Figure collection entries
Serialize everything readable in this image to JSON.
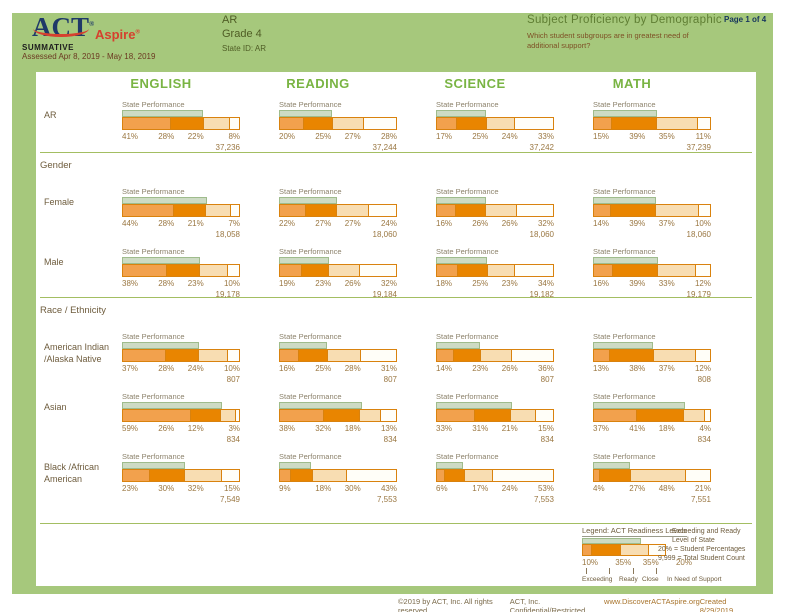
{
  "header": {
    "logo_act": "ACT",
    "logo_aspire": "Aspire",
    "program": "SUMMATIVE",
    "assessed": "Assessed Apr 8, 2019 - May 18, 2019",
    "entity": "AR",
    "grade": "Grade 4",
    "state_id": "State ID: AR",
    "title": "Subject Proficiency by Demographic",
    "question": "Which student subgroups are in greatest need of additional support?",
    "page": "Page 1 of 4"
  },
  "subjects": [
    "ENGLISH",
    "READING",
    "SCIENCE",
    "MATH"
  ],
  "cell_label": "State Performance",
  "groups": [
    {
      "header": "",
      "rows": [
        {
          "label": "AR",
          "cells": [
            {
              "pcts": [
                "41%",
                "28%",
                "22%",
                "8%"
              ],
              "count": "37,236"
            },
            {
              "pcts": [
                "20%",
                "25%",
                "27%",
                "28%"
              ],
              "count": "37,244"
            },
            {
              "pcts": [
                "17%",
                "25%",
                "24%",
                "33%"
              ],
              "count": "37,242"
            },
            {
              "pcts": [
                "15%",
                "39%",
                "35%",
                "11%"
              ],
              "count": "37,239"
            }
          ]
        }
      ]
    },
    {
      "header": "Gender",
      "rows": [
        {
          "label": "Female",
          "cells": [
            {
              "pcts": [
                "44%",
                "28%",
                "21%",
                "7%"
              ],
              "count": "18,058"
            },
            {
              "pcts": [
                "22%",
                "27%",
                "27%",
                "24%"
              ],
              "count": "18,060"
            },
            {
              "pcts": [
                "16%",
                "26%",
                "26%",
                "32%"
              ],
              "count": "18,060"
            },
            {
              "pcts": [
                "14%",
                "39%",
                "37%",
                "10%"
              ],
              "count": "18,060"
            }
          ]
        },
        {
          "label": "Male",
          "cells": [
            {
              "pcts": [
                "38%",
                "28%",
                "23%",
                "10%"
              ],
              "count": "19,178"
            },
            {
              "pcts": [
                "19%",
                "23%",
                "26%",
                "32%"
              ],
              "count": "19,184"
            },
            {
              "pcts": [
                "18%",
                "25%",
                "23%",
                "34%"
              ],
              "count": "19,182"
            },
            {
              "pcts": [
                "16%",
                "39%",
                "33%",
                "12%"
              ],
              "count": "19,179"
            }
          ]
        }
      ]
    },
    {
      "header": "Race / Ethnicity",
      "rows": [
        {
          "label": "American Indian\n/Alaska Native",
          "cells": [
            {
              "pcts": [
                "37%",
                "28%",
                "24%",
                "10%"
              ],
              "count": "807"
            },
            {
              "pcts": [
                "16%",
                "25%",
                "28%",
                "31%"
              ],
              "count": "807"
            },
            {
              "pcts": [
                "14%",
                "23%",
                "26%",
                "36%"
              ],
              "count": "807"
            },
            {
              "pcts": [
                "13%",
                "38%",
                "37%",
                "12%"
              ],
              "count": "808"
            }
          ]
        },
        {
          "label": "Asian",
          "cells": [
            {
              "pcts": [
                "59%",
                "26%",
                "12%",
                "3%"
              ],
              "count": "834"
            },
            {
              "pcts": [
                "38%",
                "32%",
                "18%",
                "13%"
              ],
              "count": "834"
            },
            {
              "pcts": [
                "33%",
                "31%",
                "21%",
                "15%"
              ],
              "count": "834"
            },
            {
              "pcts": [
                "37%",
                "41%",
                "18%",
                "4%"
              ],
              "count": "834"
            }
          ]
        },
        {
          "label": "Black /African\nAmerican",
          "cells": [
            {
              "pcts": [
                "23%",
                "30%",
                "32%",
                "15%"
              ],
              "count": "7,549"
            },
            {
              "pcts": [
                "9%",
                "18%",
                "30%",
                "43%"
              ],
              "count": "7,553"
            },
            {
              "pcts": [
                "6%",
                "17%",
                "24%",
                "53%"
              ],
              "count": "7,553"
            },
            {
              "pcts": [
                "4%",
                "27%",
                "48%",
                "21%"
              ],
              "count": "7,551"
            }
          ]
        }
      ]
    }
  ],
  "legend": {
    "title": "Legend: ACT Readiness Levels",
    "bar_pcts": [
      "10%",
      "35%",
      "35%",
      "20%"
    ],
    "level_labels": [
      "Exceeding",
      "Ready",
      "Close",
      "In Need of Support"
    ],
    "overlay_note": "Exceeding and Ready\nLevel of State",
    "pct_note": "20% = Student Percentages",
    "count_note": "9,999 = Total Student Count"
  },
  "footer": {
    "copyright": "©2019 by ACT, Inc. All rights reserved.",
    "confidential": "ACT, Inc. Confidential/Restricted",
    "url": "www.DiscoverACTAspire.org",
    "created": "Created 8/29/2019"
  },
  "colors": {
    "page_bg": "#A6C87C",
    "subject_header": "#79B443",
    "exceeding": "#F2A14D",
    "ready": "#E98500",
    "close": "#F8DDB2",
    "in_need_of_support": "#FFFEF8",
    "bar_border": "#D9820E",
    "overlay_fill": "#CDDBC4",
    "overlay_border": "#9FBC8C"
  }
}
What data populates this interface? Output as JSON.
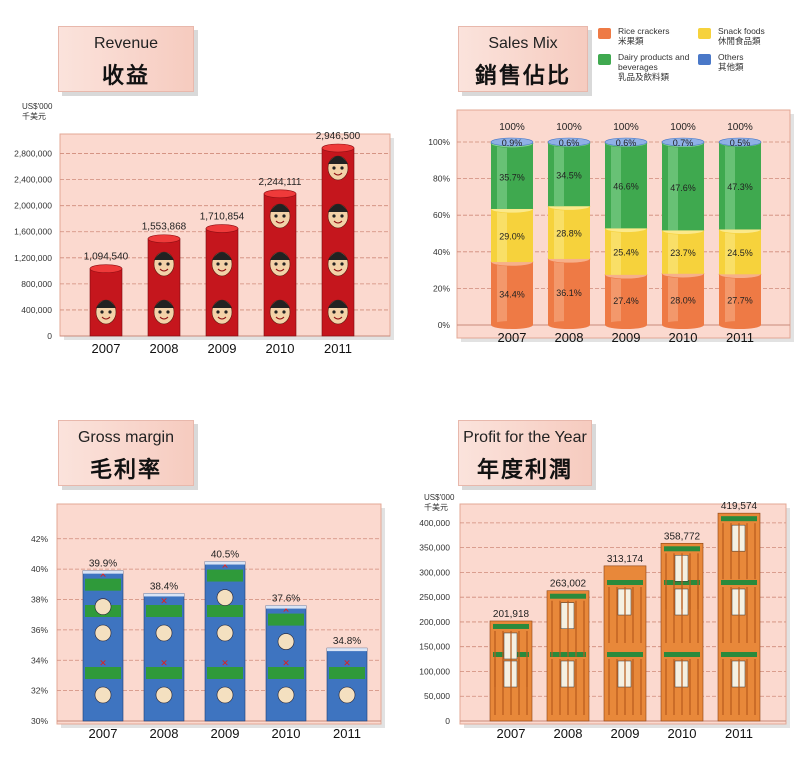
{
  "charts": {
    "revenue": {
      "title_en": "Revenue",
      "title_zh": "收益",
      "unit_en": "US$'000",
      "unit_zh": "千美元"
    },
    "sales_mix": {
      "title_en": "Sales Mix",
      "title_zh": "銷售佔比",
      "legend": [
        {
          "en": "Rice crackers",
          "zh": "米果類",
          "color": "#ee7a45"
        },
        {
          "en": "Snack foods",
          "zh": "休閒食品類",
          "color": "#f6d23c"
        },
        {
          "en": "Dairy products and beverages",
          "zh": "乳品及飲料類",
          "color": "#3fa94f"
        },
        {
          "en": "Others",
          "zh": "其他類",
          "color": "#4a78c8"
        }
      ]
    },
    "gross_margin": {
      "title_en": "Gross margin",
      "title_zh": "毛利率"
    },
    "profit": {
      "title_en": "Profit for the Year",
      "title_zh": "年度利潤",
      "unit_en": "US$'000",
      "unit_zh": "千美元"
    }
  },
  "chart_data": [
    {
      "type": "bar",
      "title": "Revenue 收益",
      "ylabel": "US$'000 千美元",
      "categories": [
        "2007",
        "2008",
        "2009",
        "2010",
        "2011"
      ],
      "values": [
        1094540,
        1553868,
        1710854,
        2244111,
        2946500
      ],
      "value_labels": [
        "1,094,540",
        "1,553,868",
        "1,710,854",
        "2,244,111",
        "2,946,500"
      ],
      "yticks": [
        0,
        400000,
        800000,
        1200000,
        1600000,
        2000000,
        2400000,
        2800000
      ],
      "ytick_labels": [
        "0",
        "400,000",
        "800,000",
        "1,200,000",
        "1,600,000",
        "2,000,000",
        "2,400,000",
        "2,800,000"
      ],
      "ylim": [
        0,
        3100000
      ],
      "grid": true
    },
    {
      "type": "bar",
      "stacked": true,
      "title": "Sales Mix 銷售佔比",
      "categories": [
        "2007",
        "2008",
        "2009",
        "2010",
        "2011"
      ],
      "series": [
        {
          "name": "Rice crackers 米果類",
          "values": [
            34.4,
            36.1,
            27.4,
            28.0,
            27.7
          ],
          "labels": [
            "34.4%",
            "36.1%",
            "27.4%",
            "28.0%",
            "27.7%"
          ]
        },
        {
          "name": "Snack foods 休閒食品類",
          "values": [
            29.0,
            28.8,
            25.4,
            23.7,
            24.5
          ],
          "labels": [
            "29.0%",
            "28.8%",
            "25.4%",
            "23.7%",
            "24.5%"
          ]
        },
        {
          "name": "Dairy products and beverages 乳品及飲料類",
          "values": [
            35.7,
            34.5,
            46.6,
            47.6,
            47.3
          ],
          "labels": [
            "35.7%",
            "34.5%",
            "46.6%",
            "47.6%",
            "47.3%"
          ]
        },
        {
          "name": "Others 其他類",
          "values": [
            0.9,
            0.6,
            0.6,
            0.7,
            0.5
          ],
          "labels": [
            "0.9%",
            "0.6%",
            "0.6%",
            "0.7%",
            "0.5%"
          ]
        }
      ],
      "totals": [
        "100%",
        "100%",
        "100%",
        "100%",
        "100%"
      ],
      "yticks": [
        0,
        20,
        40,
        60,
        80,
        100
      ],
      "ytick_labels": [
        "0%",
        "20%",
        "40%",
        "60%",
        "80%",
        "100%"
      ],
      "ylim": [
        0,
        100
      ],
      "legend_position": "top-right",
      "grid": true
    },
    {
      "type": "bar",
      "title": "Gross margin 毛利率",
      "categories": [
        "2007",
        "2008",
        "2009",
        "2010",
        "2011"
      ],
      "values": [
        39.9,
        38.4,
        40.5,
        37.6,
        34.8
      ],
      "value_labels": [
        "39.9%",
        "38.4%",
        "40.5%",
        "37.6%",
        "34.8%"
      ],
      "yticks": [
        30,
        32,
        34,
        36,
        38,
        40,
        42
      ],
      "ytick_labels": [
        "30%",
        "32%",
        "34%",
        "36%",
        "38%",
        "40%",
        "42%"
      ],
      "ylim": [
        30,
        43.5
      ],
      "grid": true
    },
    {
      "type": "bar",
      "title": "Profit for the Year 年度利潤",
      "ylabel": "US$'000 千美元",
      "categories": [
        "2007",
        "2008",
        "2009",
        "2010",
        "2011"
      ],
      "values": [
        201918,
        263002,
        313174,
        358772,
        419574
      ],
      "value_labels": [
        "201,918",
        "263,002",
        "313,174",
        "358,772",
        "419,574"
      ],
      "yticks": [
        0,
        50000,
        100000,
        150000,
        200000,
        250000,
        300000,
        350000,
        400000
      ],
      "ytick_labels": [
        "0",
        "50,000",
        "100,000",
        "150,000",
        "200,000",
        "250,000",
        "300,000",
        "350,000",
        "400,000"
      ],
      "ylim": [
        0,
        430000
      ],
      "grid": true
    }
  ]
}
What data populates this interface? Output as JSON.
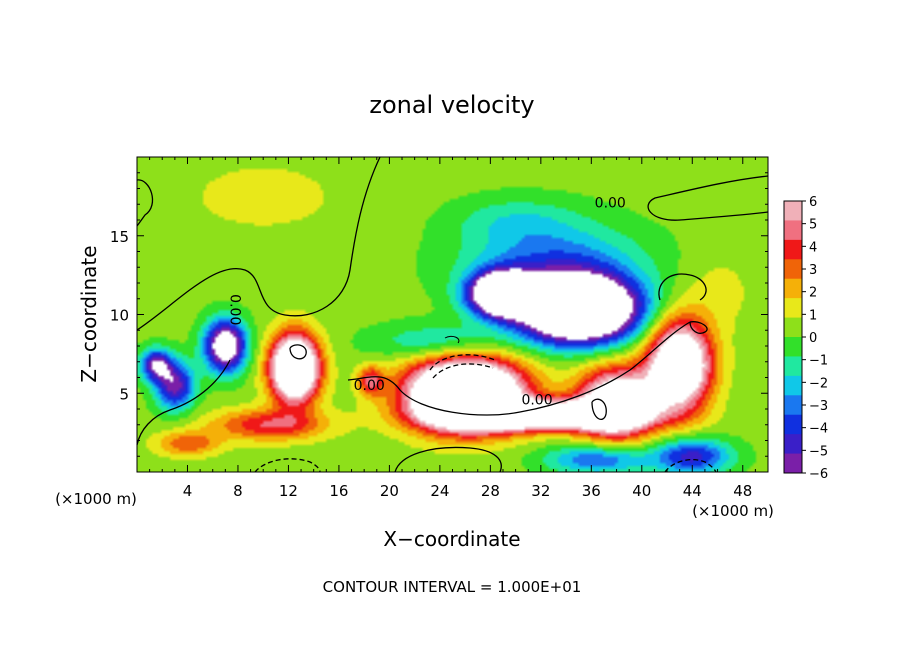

Direction ▸ Determine how many lines contain the word "Snack" and reply with that number alone.

Solved problem ▸ 2